- What is expected -
Repeat every record below exactly as written.

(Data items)

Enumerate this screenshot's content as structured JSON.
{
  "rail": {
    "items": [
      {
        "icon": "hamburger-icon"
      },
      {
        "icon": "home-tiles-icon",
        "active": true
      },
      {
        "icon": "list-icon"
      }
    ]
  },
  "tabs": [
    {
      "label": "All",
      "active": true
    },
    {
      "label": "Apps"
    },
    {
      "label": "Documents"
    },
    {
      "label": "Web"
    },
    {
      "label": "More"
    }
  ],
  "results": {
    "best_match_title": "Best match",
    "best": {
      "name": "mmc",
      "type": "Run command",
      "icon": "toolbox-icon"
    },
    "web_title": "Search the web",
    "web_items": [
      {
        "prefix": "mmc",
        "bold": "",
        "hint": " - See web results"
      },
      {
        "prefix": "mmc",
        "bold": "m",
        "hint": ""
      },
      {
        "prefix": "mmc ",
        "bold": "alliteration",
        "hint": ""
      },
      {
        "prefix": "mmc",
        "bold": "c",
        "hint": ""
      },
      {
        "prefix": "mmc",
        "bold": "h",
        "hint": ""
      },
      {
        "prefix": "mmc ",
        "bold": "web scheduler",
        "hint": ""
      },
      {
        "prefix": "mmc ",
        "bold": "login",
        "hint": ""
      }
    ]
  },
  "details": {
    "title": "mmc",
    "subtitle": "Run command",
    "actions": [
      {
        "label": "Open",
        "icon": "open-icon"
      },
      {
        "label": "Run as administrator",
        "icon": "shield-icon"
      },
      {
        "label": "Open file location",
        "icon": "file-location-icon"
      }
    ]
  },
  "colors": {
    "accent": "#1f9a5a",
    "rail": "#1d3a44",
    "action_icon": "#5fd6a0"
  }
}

- Response -
Enumerate this screenshot's content as structured JSON.
{
  "rail": {
    "items": [
      {
        "icon": "hamburger-icon"
      },
      {
        "icon": "home-tiles-icon",
        "active": true
      },
      {
        "icon": "list-icon"
      }
    ]
  },
  "tabs": [
    {
      "label": "All",
      "active": true
    },
    {
      "label": "Apps"
    },
    {
      "label": "Documents"
    },
    {
      "label": "Web"
    },
    {
      "label": "More"
    }
  ],
  "results": {
    "best_match_title": "Best match",
    "best": {
      "name": "mmc",
      "type": "Run command",
      "icon": "toolbox-icon"
    },
    "web_title": "Search the web",
    "web_items": [
      {
        "prefix": "mmc",
        "bold": "",
        "hint": " - See web results"
      },
      {
        "prefix": "mmc",
        "bold": "m",
        "hint": ""
      },
      {
        "prefix": "mmc ",
        "bold": "alliteration",
        "hint": ""
      },
      {
        "prefix": "mmc",
        "bold": "c",
        "hint": ""
      },
      {
        "prefix": "mmc",
        "bold": "h",
        "hint": ""
      },
      {
        "prefix": "mmc ",
        "bold": "web scheduler",
        "hint": ""
      },
      {
        "prefix": "mmc ",
        "bold": "login",
        "hint": ""
      }
    ]
  },
  "details": {
    "title": "mmc",
    "subtitle": "Run command",
    "actions": [
      {
        "label": "Open",
        "icon": "open-icon"
      },
      {
        "label": "Run as administrator",
        "icon": "shield-icon"
      },
      {
        "label": "Open file location",
        "icon": "file-location-icon"
      }
    ]
  },
  "colors": {
    "accent": "#1f9a5a",
    "rail": "#1d3a44",
    "action_icon": "#5fd6a0"
  }
}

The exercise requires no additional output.